WRITTEN EXERCISE. Every entry must be repeated exactly. Exclude all pictures.

MATERIALS PROVIDED.
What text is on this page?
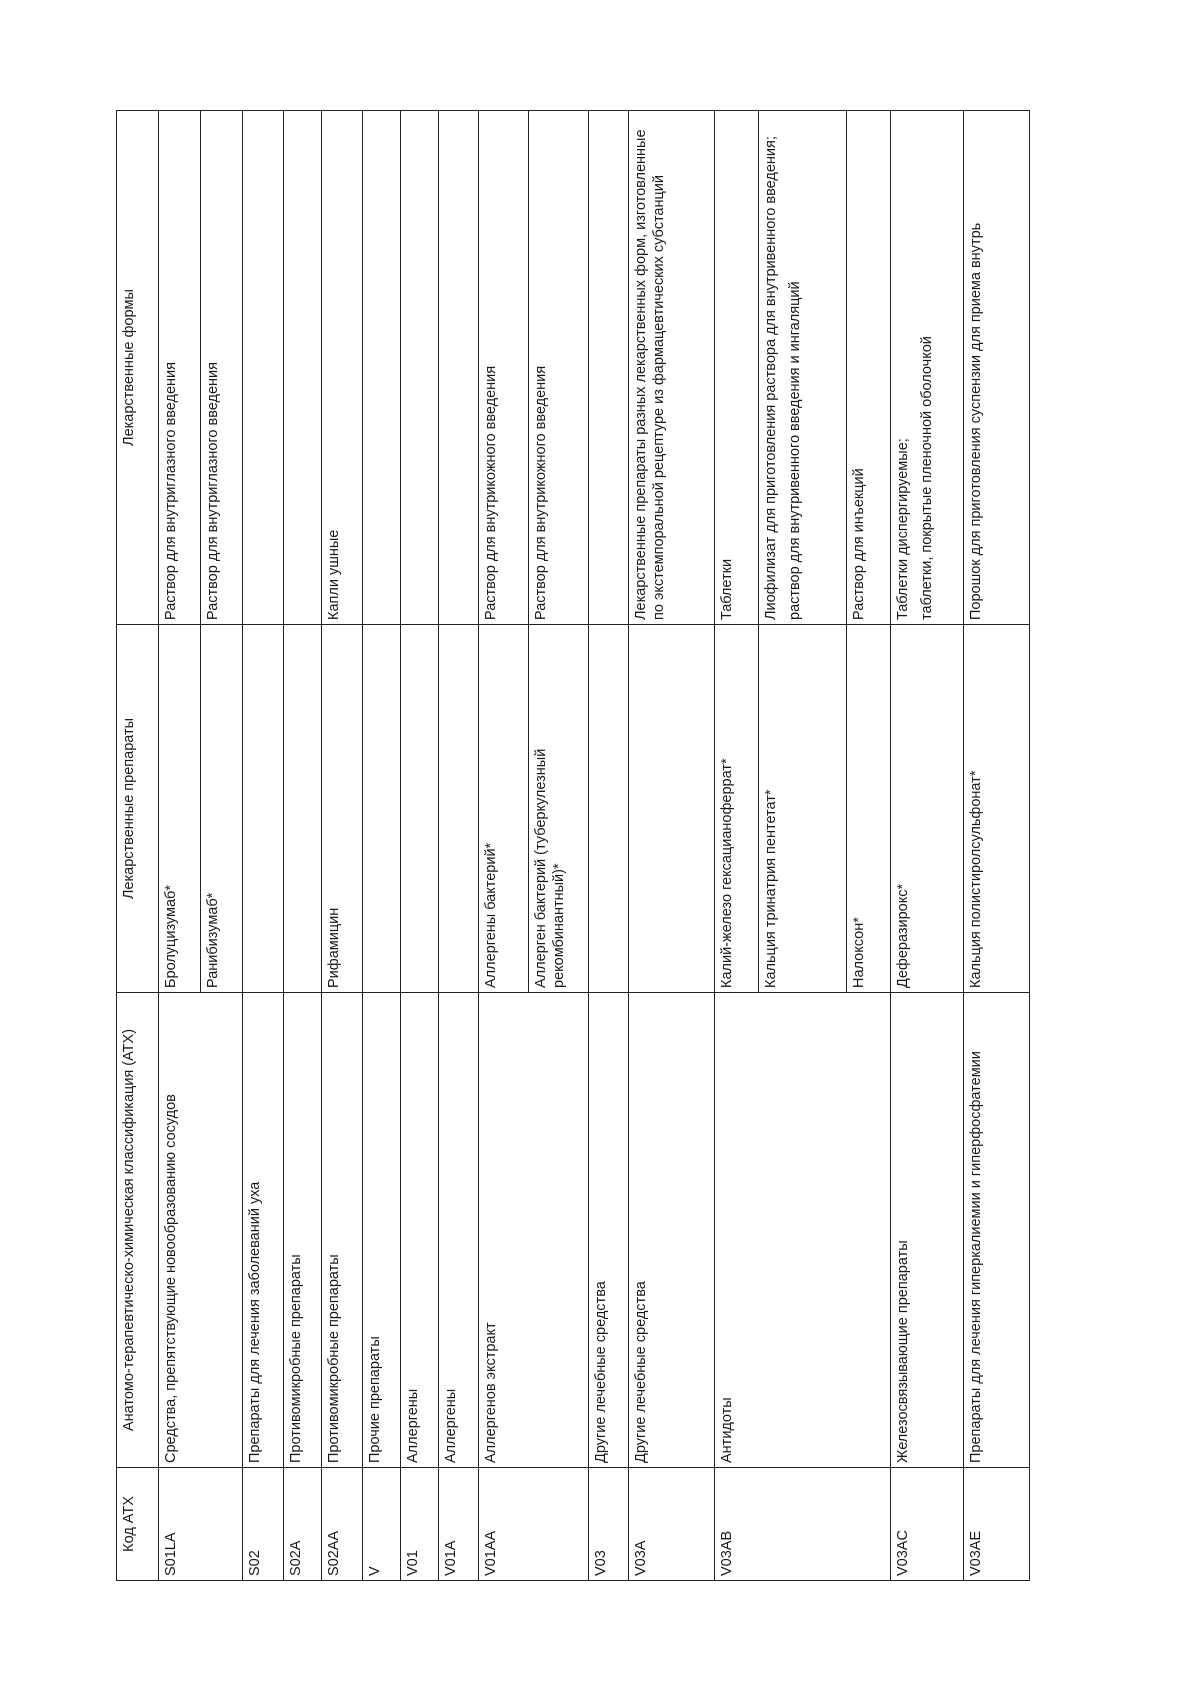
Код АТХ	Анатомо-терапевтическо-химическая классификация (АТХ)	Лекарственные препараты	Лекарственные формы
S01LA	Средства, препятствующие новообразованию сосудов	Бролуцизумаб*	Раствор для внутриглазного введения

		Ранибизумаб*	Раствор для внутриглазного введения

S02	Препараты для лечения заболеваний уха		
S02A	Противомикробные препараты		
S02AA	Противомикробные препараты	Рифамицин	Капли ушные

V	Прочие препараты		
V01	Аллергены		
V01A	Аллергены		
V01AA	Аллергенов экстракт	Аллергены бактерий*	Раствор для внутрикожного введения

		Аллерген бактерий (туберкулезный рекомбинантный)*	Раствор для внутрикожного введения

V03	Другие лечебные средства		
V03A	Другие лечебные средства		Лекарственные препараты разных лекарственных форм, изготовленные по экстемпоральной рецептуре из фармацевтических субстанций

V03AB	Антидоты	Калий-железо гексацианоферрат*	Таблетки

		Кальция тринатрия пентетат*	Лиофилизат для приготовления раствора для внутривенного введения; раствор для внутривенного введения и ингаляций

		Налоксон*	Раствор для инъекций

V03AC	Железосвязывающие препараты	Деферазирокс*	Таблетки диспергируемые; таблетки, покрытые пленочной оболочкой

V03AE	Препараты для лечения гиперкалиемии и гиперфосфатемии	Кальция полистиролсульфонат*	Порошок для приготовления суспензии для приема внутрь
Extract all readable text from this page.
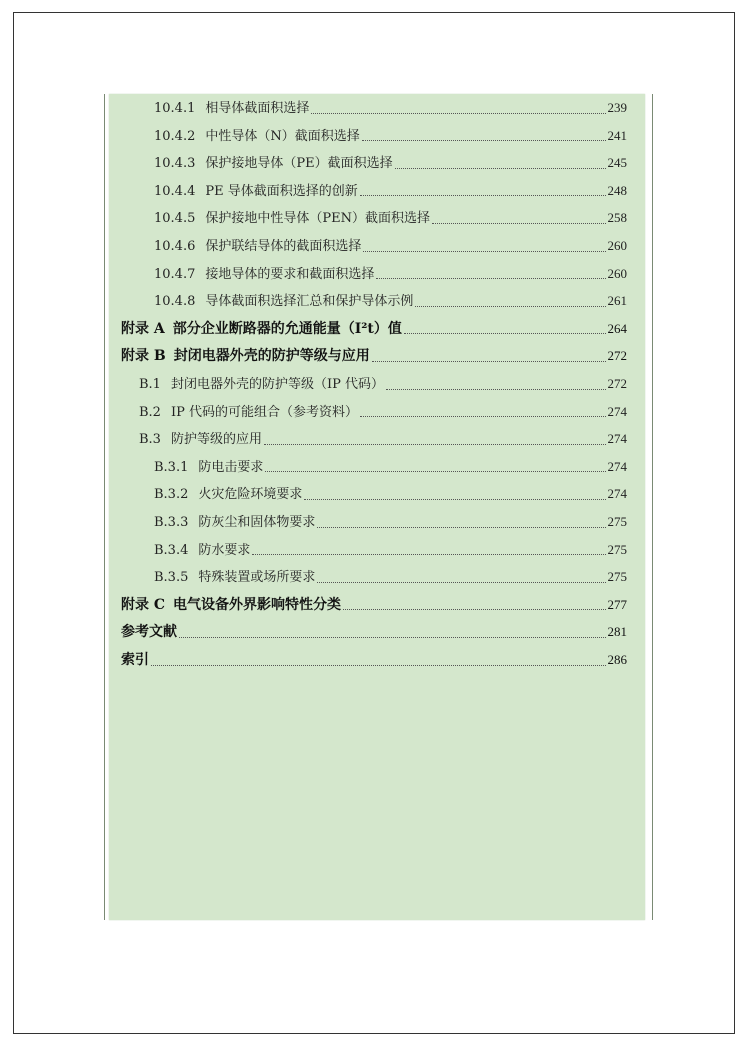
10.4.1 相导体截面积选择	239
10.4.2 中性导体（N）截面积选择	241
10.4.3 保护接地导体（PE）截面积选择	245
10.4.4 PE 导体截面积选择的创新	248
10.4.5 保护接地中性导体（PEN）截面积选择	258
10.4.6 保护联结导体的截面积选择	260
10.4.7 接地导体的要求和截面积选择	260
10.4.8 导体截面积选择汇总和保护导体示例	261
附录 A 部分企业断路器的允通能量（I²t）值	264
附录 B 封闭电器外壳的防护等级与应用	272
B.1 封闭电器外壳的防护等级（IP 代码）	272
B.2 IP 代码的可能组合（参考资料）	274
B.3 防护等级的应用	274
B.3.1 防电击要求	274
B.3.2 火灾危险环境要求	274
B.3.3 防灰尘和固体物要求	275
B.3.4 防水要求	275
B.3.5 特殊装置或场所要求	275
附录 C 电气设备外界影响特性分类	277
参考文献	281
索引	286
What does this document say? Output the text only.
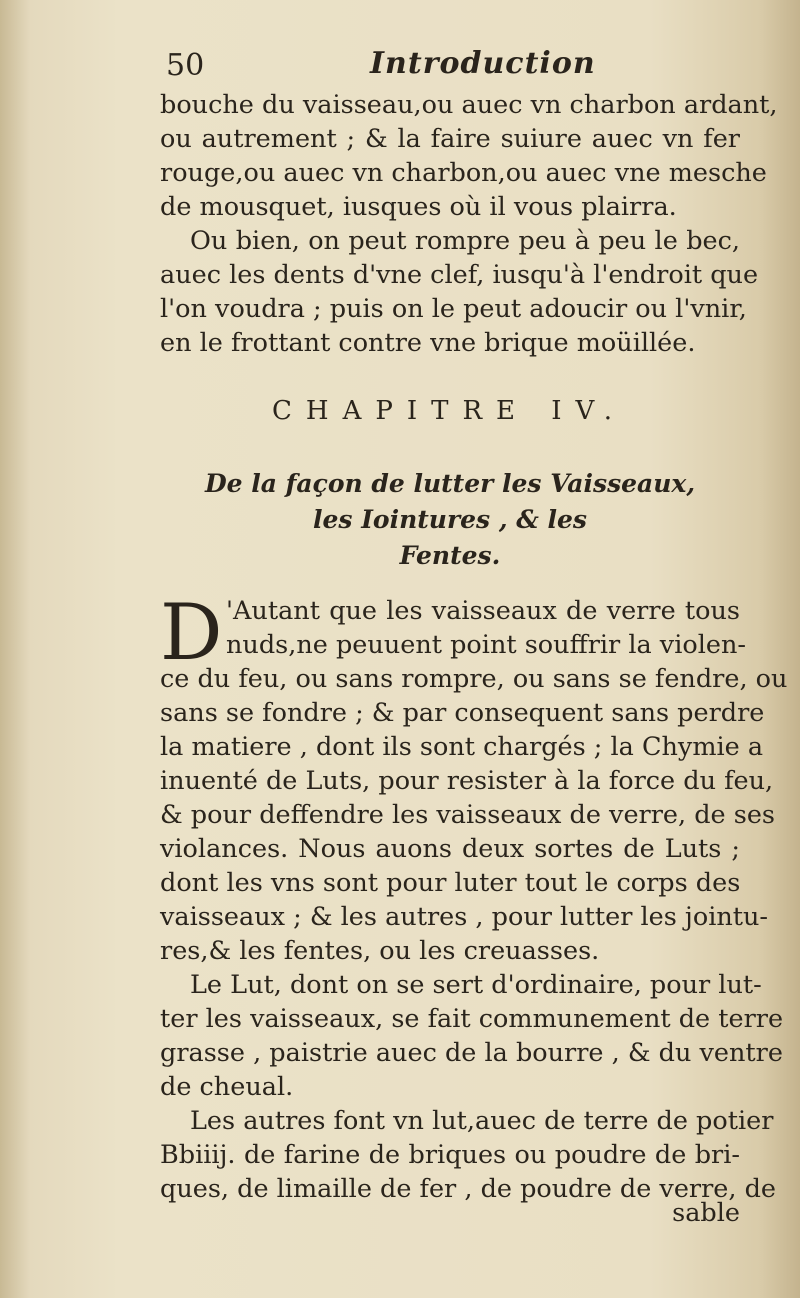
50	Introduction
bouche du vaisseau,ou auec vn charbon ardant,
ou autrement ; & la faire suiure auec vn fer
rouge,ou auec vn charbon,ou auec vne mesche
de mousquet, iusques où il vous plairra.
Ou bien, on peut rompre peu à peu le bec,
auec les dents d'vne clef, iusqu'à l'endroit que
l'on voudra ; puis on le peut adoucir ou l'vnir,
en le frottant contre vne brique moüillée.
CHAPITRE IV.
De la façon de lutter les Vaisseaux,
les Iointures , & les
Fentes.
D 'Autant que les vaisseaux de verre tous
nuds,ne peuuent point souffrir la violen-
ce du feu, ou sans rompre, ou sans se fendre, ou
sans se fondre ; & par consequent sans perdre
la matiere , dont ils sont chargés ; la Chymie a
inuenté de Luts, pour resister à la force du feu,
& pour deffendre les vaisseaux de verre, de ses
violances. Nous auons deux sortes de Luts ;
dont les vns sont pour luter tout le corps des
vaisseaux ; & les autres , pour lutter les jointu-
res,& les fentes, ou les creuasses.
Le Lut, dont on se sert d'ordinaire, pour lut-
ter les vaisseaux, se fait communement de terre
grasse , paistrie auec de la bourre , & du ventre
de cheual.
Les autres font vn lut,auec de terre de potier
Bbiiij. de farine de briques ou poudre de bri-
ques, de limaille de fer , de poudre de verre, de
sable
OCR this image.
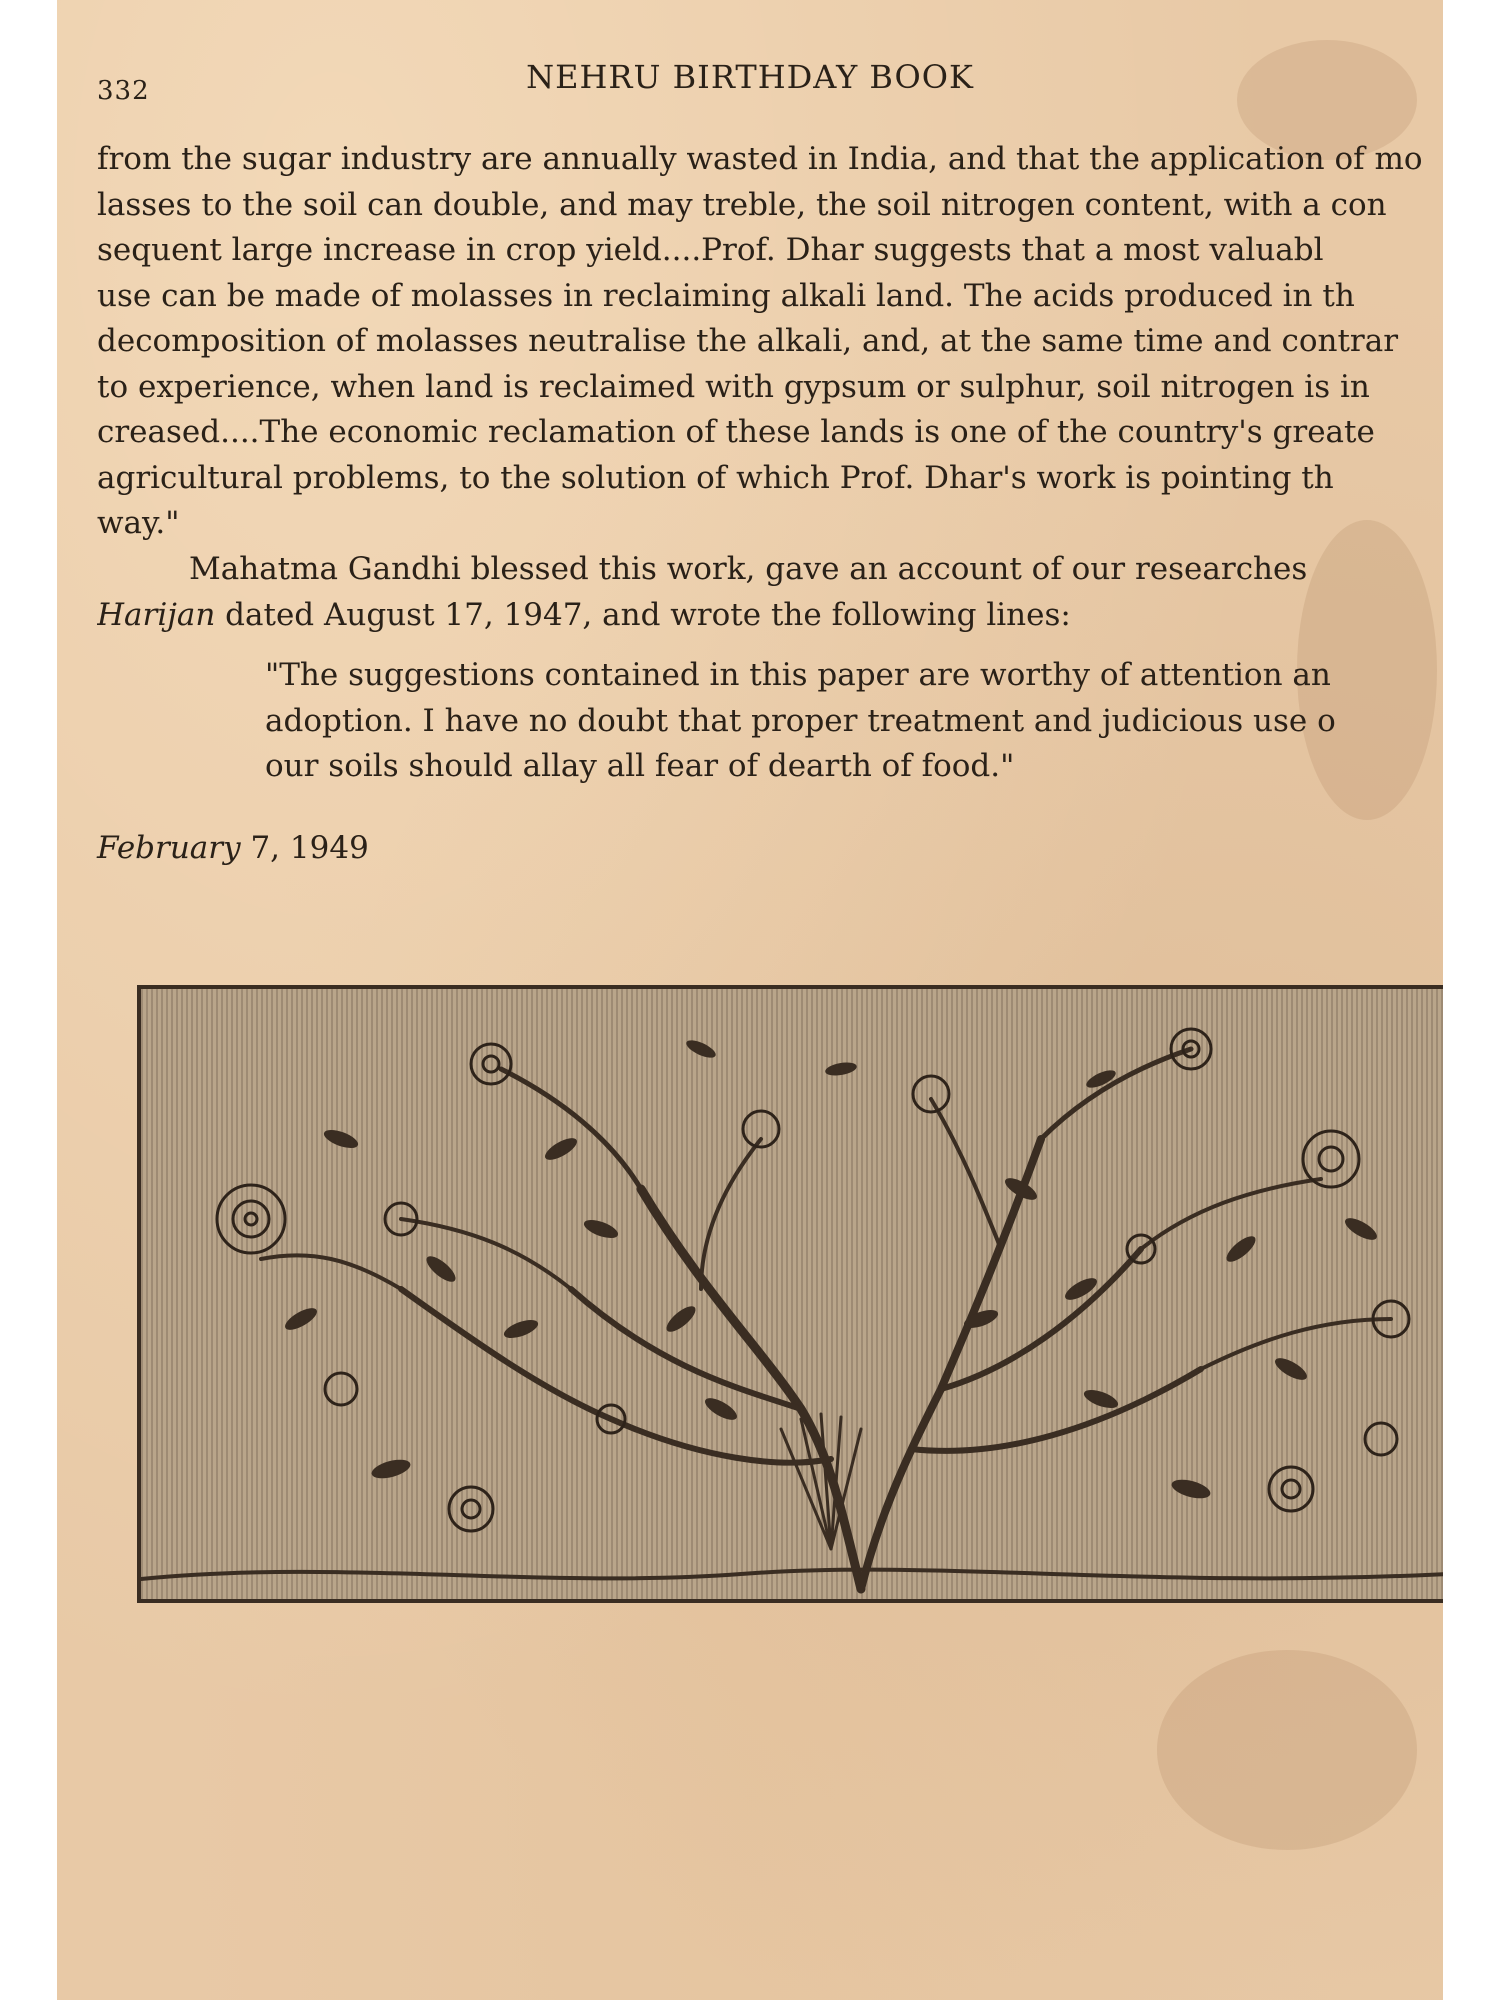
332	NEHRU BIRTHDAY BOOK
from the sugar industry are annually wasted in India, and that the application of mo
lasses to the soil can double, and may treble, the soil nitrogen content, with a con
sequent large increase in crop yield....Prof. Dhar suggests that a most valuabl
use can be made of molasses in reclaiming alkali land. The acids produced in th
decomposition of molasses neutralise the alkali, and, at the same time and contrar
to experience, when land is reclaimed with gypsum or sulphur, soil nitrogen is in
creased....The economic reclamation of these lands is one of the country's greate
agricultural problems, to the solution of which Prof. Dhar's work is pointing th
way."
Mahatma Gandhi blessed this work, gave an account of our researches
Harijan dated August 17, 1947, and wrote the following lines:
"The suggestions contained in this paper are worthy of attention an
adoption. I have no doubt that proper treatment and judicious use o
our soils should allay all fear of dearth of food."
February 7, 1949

RESULT.
What text is on this page?
Код АТХ	Анатомо-терапевтическо-химическая классификация (АТХ)	Лекарственные препараты	Лекарственные формы
S01LA	Средства, препятствующие новообразованию сосудов	Бролуцизумаб*	Раствор для внутриглазного введения

		Ранибизумаб*	Раствор для внутриглазного введения

S02	Препараты для лечения заболеваний уха		
S02A	Противомикробные препараты		
S02AA	Противомикробные препараты	Рифамицин	Капли ушные

V	Прочие препараты		
V01	Аллергены		
V01A	Аллергены		
V01AA	Аллергенов экстракт	Аллергены бактерий*	Раствор для внутрикожного введения

		Аллерген бактерий (туберкулезный рекомбинантный)*	Раствор для внутрикожного введения

V03	Другие лечебные средства		
V03A	Другие лечебные средства		Лекарственные препараты разных лекарственных форм, изготовленные по экстемпоральной рецептуре из фармацевтических субстанций

V03AB	Антидоты	Калий-железо гексацианоферрат*	Таблетки

		Кальция тринатрия пентетат*	Лиофилизат для приготовления раствора для внутривенного введения; раствор для внутривенного введения и ингаляций

		Налоксон*	Раствор для инъекций

V03AC	Железосвязывающие препараты	Деферазирокс*	Таблетки диспергируемые; таблетки, покрытые пленочной оболочкой

V03AE	Препараты для лечения гиперкалиемии и гиперфосфатемии	Кальция полистиролсульфонат*	Порошок для приготовления суспензии для приема внутрь
Extract all readable text from this page.
10.4.1 相导体截面积选择	239
10.4.2 中性导体（N）截面积选择	241
10.4.3 保护接地导体（PE）截面积选择	245
10.4.4 PE 导体截面积选择的创新	248
10.4.5 保护接地中性导体（PEN）截面积选择	258
10.4.6 保护联结导体的截面积选择	260
10.4.7 接地导体的要求和截面积选择	260
10.4.8 导体截面积选择汇总和保护导体示例	261
附录 A 部分企业断路器的允通能量（I²t）值	264
附录 B 封闭电器外壳的防护等级与应用	272
B.1 封闭电器外壳的防护等级（IP 代码）	272
B.2 IP 代码的可能组合（参考资料）	274
B.3 防护等级的应用	274
B.3.1 防电击要求	274
B.3.2 火灾危险环境要求	274
B.3.3 防灰尘和固体物要求	275
B.3.4 防水要求	275
B.3.5 特殊装置或场所要求	275
附录 C 电气设备外界影响特性分类	277
参考文献	281
索引	286
What does this document say? Output the text only.
50	Introduction
bouche du vaisseau,ou auec vn charbon ardant,
ou autrement ; & la faire suiure auec vn fer
rouge,ou auec vn charbon,ou auec vne mesche
de mousquet, iusques où il vous plairra.
Ou bien, on peut rompre peu à peu le bec,
auec les dents d'vne clef, iusqu'à l'endroit que
l'on voudra ; puis on le peut adoucir ou l'vnir,
en le frottant contre vne brique moüillée.
CHAPITRE IV.
De la façon de lutter les Vaisseaux,
les Iointures , & les
Fentes.
D 'Autant que les vaisseaux de verre tous
nuds,ne peuuent point souffrir la violen-
ce du feu, ou sans rompre, ou sans se fendre, ou
sans se fondre ; & par consequent sans perdre
la matiere , dont ils sont chargés ; la Chymie a
inuenté de Luts, pour resister à la force du feu,
& pour deffendre les vaisseaux de verre, de ses
violances. Nous auons deux sortes de Luts ;
dont les vns sont pour luter tout le corps des
vaisseaux ; & les autres , pour lutter les jointu-
res,& les fentes, ou les creuasses.
Le Lut, dont on se sert d'ordinaire, pour lut-
ter les vaisseaux, se fait communement de terre
grasse , paistrie auec de la bourre , & du ventre
de cheual.
Les autres font vn lut,auec de terre de potier
Bbiiij. de farine de briques ou poudre de bri-
ques, de limaille de fer , de poudre de verre, de
sable
OCR this image.
332	NEHRU BIRTHDAY BOOK
from the sugar industry are annually wasted in India, and that the application of mo
lasses to the soil can double, and may treble, the soil nitrogen content, with a con
sequent large increase in crop yield....Prof. Dhar suggests that a most valuabl
use can be made of molasses in reclaiming alkali land. The acids produced in th
decomposition of molasses neutralise the alkali, and, at the same time and contrar
to experience, when land is reclaimed with gypsum or sulphur, soil nitrogen is in
creased....The economic reclamation of these lands is one of the country's greate
agricultural problems, to the solution of which Prof. Dhar's work is pointing th
way."
Mahatma Gandhi blessed this work, gave an account of our researches
Harijan dated August 17, 1947, and wrote the following lines:
"The suggestions contained in this paper are worthy of attention an
adoption. I have no doubt that proper treatment and judicious use o
our soils should allay all fear of dearth of food."
February 7, 1949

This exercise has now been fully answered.